• **待办任务**
把下面条目里从含有“page-title: Functions provided”的那一行起，一直到含有“table-header-row xyxy=(1,252,592,277)”的那一行，一字不改地列出来，首尾两行都要包括。

· · ·

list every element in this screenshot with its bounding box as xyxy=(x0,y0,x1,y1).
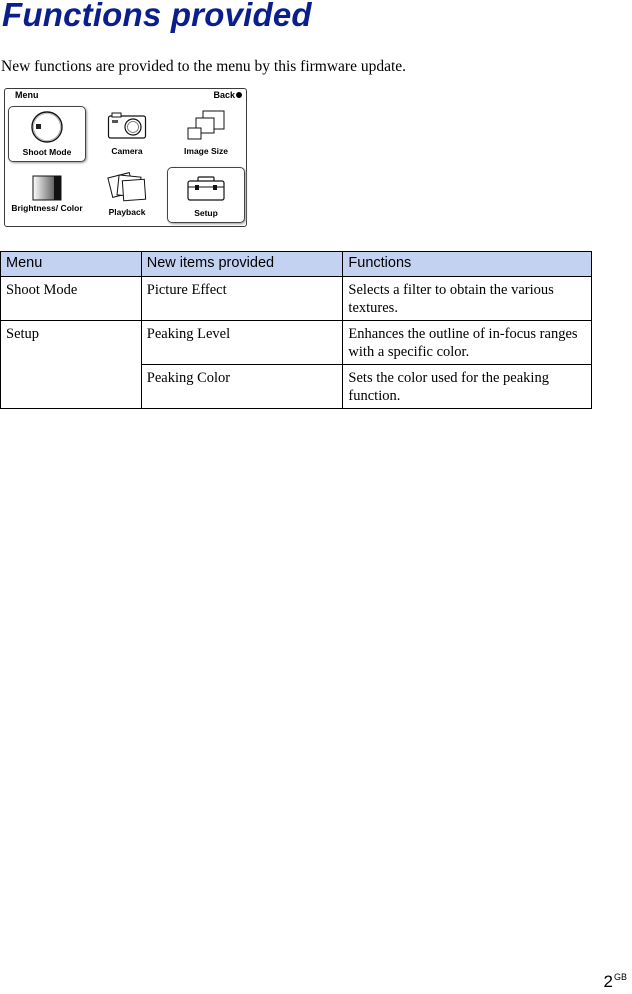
page-title: Functions provided xyxy=(2,0,312,33)
tile-label: Setup xyxy=(194,208,218,218)
header-menu: Menu xyxy=(1,252,142,277)
functions-table xyxy=(0,251,592,409)
page-number xyxy=(604,972,627,992)
header-new-items: New items provided xyxy=(141,252,343,277)
table-header-row xyxy=(1,252,592,277)
camera-back-button xyxy=(213,90,242,100)
brightness-icon xyxy=(32,175,62,201)
tile-label: Shoot Mode xyxy=(22,147,72,157)
tile-label: Brightness/ Color xyxy=(11,203,83,213)
tile-image-size xyxy=(167,106,245,162)
page-number-suffix: GB xyxy=(613,972,627,982)
tile-playback xyxy=(88,167,166,223)
camera-menu-label: Menu xyxy=(15,90,39,100)
tile-setup xyxy=(167,167,245,223)
page-number-value: 2 xyxy=(603,972,613,991)
image-size-icon xyxy=(186,110,226,142)
table-row xyxy=(1,321,592,365)
camera-icon xyxy=(107,112,147,140)
camera-menu-screenshot xyxy=(4,88,247,227)
tile-label: Playback xyxy=(108,207,146,217)
tile-camera xyxy=(88,106,166,162)
cell-item: Peaking Color xyxy=(141,365,343,409)
tile-label: Image Size xyxy=(184,146,228,156)
back-dot-icon xyxy=(236,92,242,98)
dial-icon xyxy=(31,110,63,144)
intro-text: New functions are provided to the menu by this firmware update. xyxy=(1,58,407,75)
tile-brightness-color xyxy=(8,167,86,223)
cell-item: Picture Effect xyxy=(141,277,343,321)
tile-shoot-mode xyxy=(8,106,86,162)
header-functions: Functions xyxy=(343,252,592,277)
cell-function: Sets the color used for the peaking function. xyxy=(343,365,592,409)
camera-back-label: Back xyxy=(213,90,235,100)
playback-icon xyxy=(106,169,148,205)
toolbox-icon xyxy=(186,176,226,202)
tile-label: Camera xyxy=(111,146,143,156)
cell-function: Selects a filter to obtain the various textures. xyxy=(343,277,592,321)
table-row xyxy=(1,277,592,321)
cell-menu: Setup xyxy=(1,321,142,409)
cell-function: Enhances the outline of in-focus ranges with a specific color. xyxy=(343,321,592,365)
cell-item: Peaking Level xyxy=(141,321,343,365)
cell-menu: Shoot Mode xyxy=(1,277,142,321)
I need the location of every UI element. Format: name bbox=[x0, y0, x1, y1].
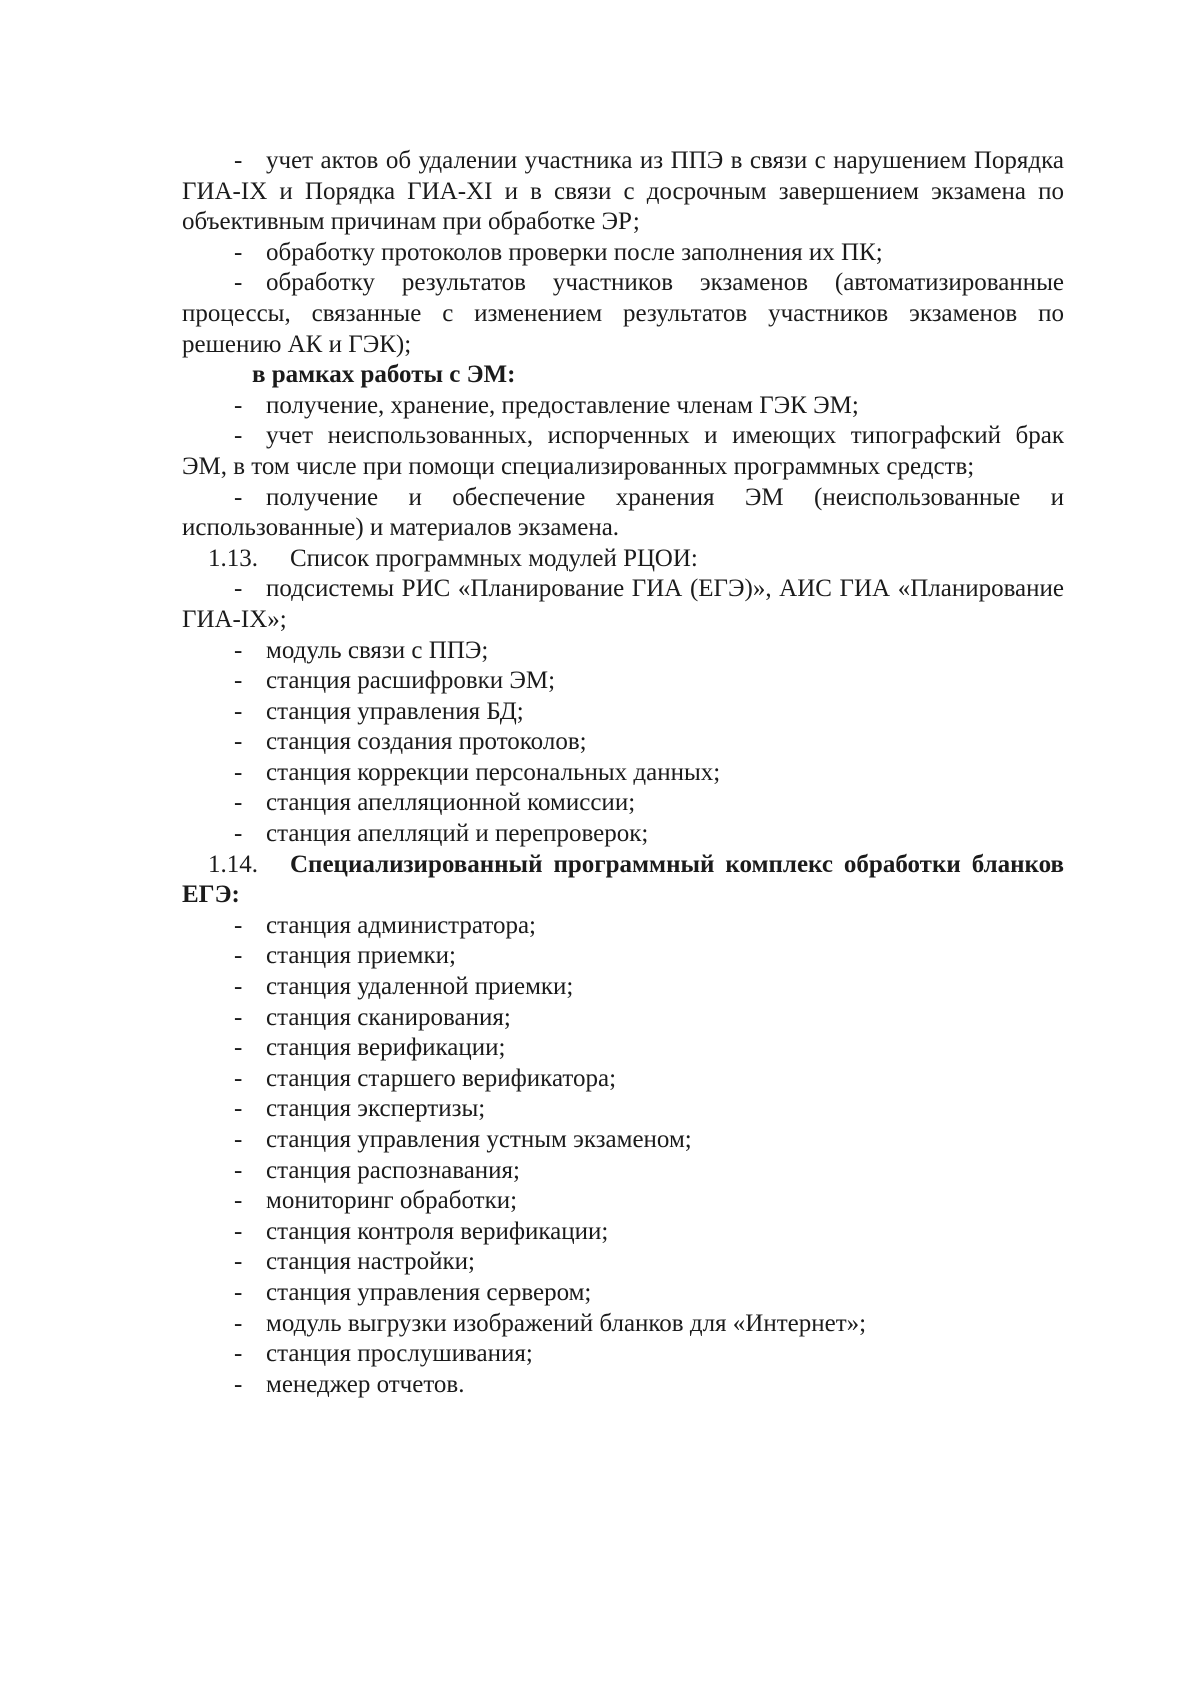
list-item-text: станция апелляционной комиссии; bbox=[266, 789, 636, 817]
list-item-text: станция управления устным экзаменом; bbox=[266, 1126, 692, 1153]
list-item bbox=[182, 788, 1064, 819]
list-item-text: станция создания протоколов; bbox=[266, 728, 587, 756]
list-dash: - bbox=[234, 422, 243, 450]
list-item-text: станция приемки; bbox=[266, 942, 456, 970]
list-item-text: станция сканирования; bbox=[266, 1003, 511, 1031]
list-dash: - bbox=[234, 973, 243, 1001]
list-dash: - bbox=[234, 911, 243, 939]
list-dash: - bbox=[234, 1340, 243, 1368]
list-item bbox=[182, 819, 1064, 850]
list-item bbox=[182, 758, 1064, 789]
section-title: Специализированный программный комплекс обработки бланков ЕГЭ: bbox=[182, 850, 1064, 909]
list-item-text: станция верификации; bbox=[266, 1034, 506, 1062]
list-item-text: учет неиспользованных, испорченных и имеющих типографский брак ЭМ, в том числе при помощи специализированных программных средств; bbox=[182, 422, 1064, 480]
list-item-text: станция старшего верификатора; bbox=[266, 1064, 617, 1092]
list-dash: - bbox=[234, 667, 243, 695]
list-dash: - bbox=[234, 269, 243, 297]
subheading: в рамках работы с ЭМ: bbox=[252, 361, 516, 389]
list-item-text: модуль выгрузки изображений бланков для «Интернет»; bbox=[266, 1309, 867, 1337]
list-item bbox=[182, 1003, 1064, 1034]
list-item bbox=[182, 146, 1064, 238]
list-dash: - bbox=[234, 942, 243, 970]
section-number: 1.13. bbox=[208, 544, 258, 572]
list-dash: - bbox=[234, 1034, 243, 1062]
list-item-text: станция администратора; bbox=[266, 911, 536, 939]
list-dash: - bbox=[234, 1309, 243, 1337]
section-heading-1-13 bbox=[182, 544, 1064, 575]
list-item bbox=[182, 941, 1064, 972]
list-item bbox=[182, 697, 1064, 728]
list-dash: - bbox=[234, 1003, 243, 1031]
list-dash: - bbox=[234, 483, 243, 511]
list-item-text: подсистемы РИС «Планирование ГИА (ЕГЭ)», АИС ГИА «Планирование ГИА-IX»; bbox=[182, 575, 1064, 633]
list-item-text: станция удаленной приемки; bbox=[266, 973, 574, 1001]
list-item-text: станция управления БД; bbox=[266, 697, 524, 725]
list-dash: - bbox=[234, 1278, 243, 1306]
list-dash: - bbox=[234, 1064, 243, 1092]
list-item bbox=[182, 666, 1064, 697]
list-dash: - bbox=[234, 147, 243, 174]
list-item bbox=[182, 1186, 1064, 1217]
list-item bbox=[182, 911, 1064, 942]
list-item-text: станция апелляций и перепроверок; bbox=[266, 820, 649, 848]
list-item-text: учет актов об удалении участника из ППЭ в связи с нарушением Порядка ГИА-IX и Порядка ГИА-XI и в связи с досрочным завершением экзамена по объективным причинам при обработке ЭР; bbox=[182, 147, 1064, 236]
list-dash: - bbox=[234, 1095, 243, 1123]
list-dash: - bbox=[234, 391, 243, 419]
list-item bbox=[182, 636, 1064, 667]
list-item bbox=[182, 1156, 1064, 1187]
list-item-text: обработку протоколов проверки после заполнения их ПК; bbox=[266, 238, 883, 266]
list-item bbox=[182, 1217, 1064, 1248]
section-number: 1.14. bbox=[208, 850, 258, 878]
list-dash: - bbox=[234, 1248, 243, 1276]
list-dash: - bbox=[234, 1217, 243, 1245]
list-item bbox=[182, 391, 1064, 422]
list-item bbox=[182, 1370, 1064, 1401]
list-item bbox=[182, 238, 1064, 269]
list-item-text: менеджер отчетов. bbox=[266, 1370, 465, 1398]
list-item bbox=[182, 1064, 1064, 1095]
list-item-text: получение и обеспечение хранения ЭМ (неиспользованные и использованные) и материалов экзамена. bbox=[182, 483, 1064, 542]
list-dash: - bbox=[234, 697, 243, 725]
list-item bbox=[182, 268, 1064, 360]
list-item-text: получение, хранение, предоставление членам ГЭК ЭМ; bbox=[266, 391, 859, 419]
list-item-text: обработку результатов участников экзаменов (автоматизированные процессы, связанные с изменением результатов участников экзаменов по решению АК и ГЭК); bbox=[182, 269, 1064, 358]
list-dash: - bbox=[234, 1370, 243, 1398]
section-heading-1-14 bbox=[182, 850, 1064, 911]
list-dash: - bbox=[234, 636, 243, 664]
list-item bbox=[182, 727, 1064, 758]
list-item-text: станция настройки; bbox=[266, 1248, 475, 1276]
list-item-text: станция расшифровки ЭМ; bbox=[266, 667, 556, 695]
document-body bbox=[182, 146, 1064, 1400]
list-item bbox=[182, 1309, 1064, 1340]
list-item bbox=[182, 1278, 1064, 1309]
list-item bbox=[182, 972, 1064, 1003]
list-dash: - bbox=[234, 728, 243, 756]
list-item bbox=[182, 1247, 1064, 1278]
list-dash: - bbox=[234, 789, 243, 817]
list-item-text: станция экспертизы; bbox=[266, 1095, 486, 1123]
list-item-text: мониторинг обработки; bbox=[266, 1187, 518, 1215]
list-dash: - bbox=[234, 758, 243, 786]
list-item bbox=[182, 1033, 1064, 1064]
section-title: Список программных модулей РЦОИ: bbox=[290, 544, 698, 572]
list-dash: - bbox=[234, 238, 243, 266]
list-item-text: станция коррекции персональных данных; bbox=[266, 758, 721, 786]
list-dash: - bbox=[234, 820, 243, 848]
list-item bbox=[182, 1339, 1064, 1370]
list-dash: - bbox=[234, 1126, 243, 1153]
list-dash: - bbox=[234, 1187, 243, 1215]
list-item-text: модуль связи с ППЭ; bbox=[266, 636, 489, 664]
list-dash: - bbox=[234, 1156, 243, 1184]
list-item-text: станция управления сервером; bbox=[266, 1278, 592, 1306]
list-item-text: станция прослушивания; bbox=[266, 1340, 533, 1368]
list-dash: - bbox=[234, 575, 243, 603]
list-item-text: станция контроля верификации; bbox=[266, 1217, 609, 1245]
list-item-text: станция распознавания; bbox=[266, 1156, 521, 1184]
list-item bbox=[182, 574, 1064, 635]
list-item bbox=[182, 421, 1064, 482]
list-item bbox=[182, 1125, 1064, 1156]
list-item bbox=[182, 483, 1064, 544]
list-item bbox=[182, 1094, 1064, 1125]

· · ·

• **任务答案**
page-title: Functions provided xyxy=(2,0,312,33)
tile-label: Setup xyxy=(194,208,218,218)
header-menu: Menu xyxy=(1,252,142,277)
functions-table xyxy=(0,251,592,409)
page-number xyxy=(604,972,627,992)
header-new-items: New items provided xyxy=(141,252,343,277)
table-header-row xyxy=(1,252,592,277)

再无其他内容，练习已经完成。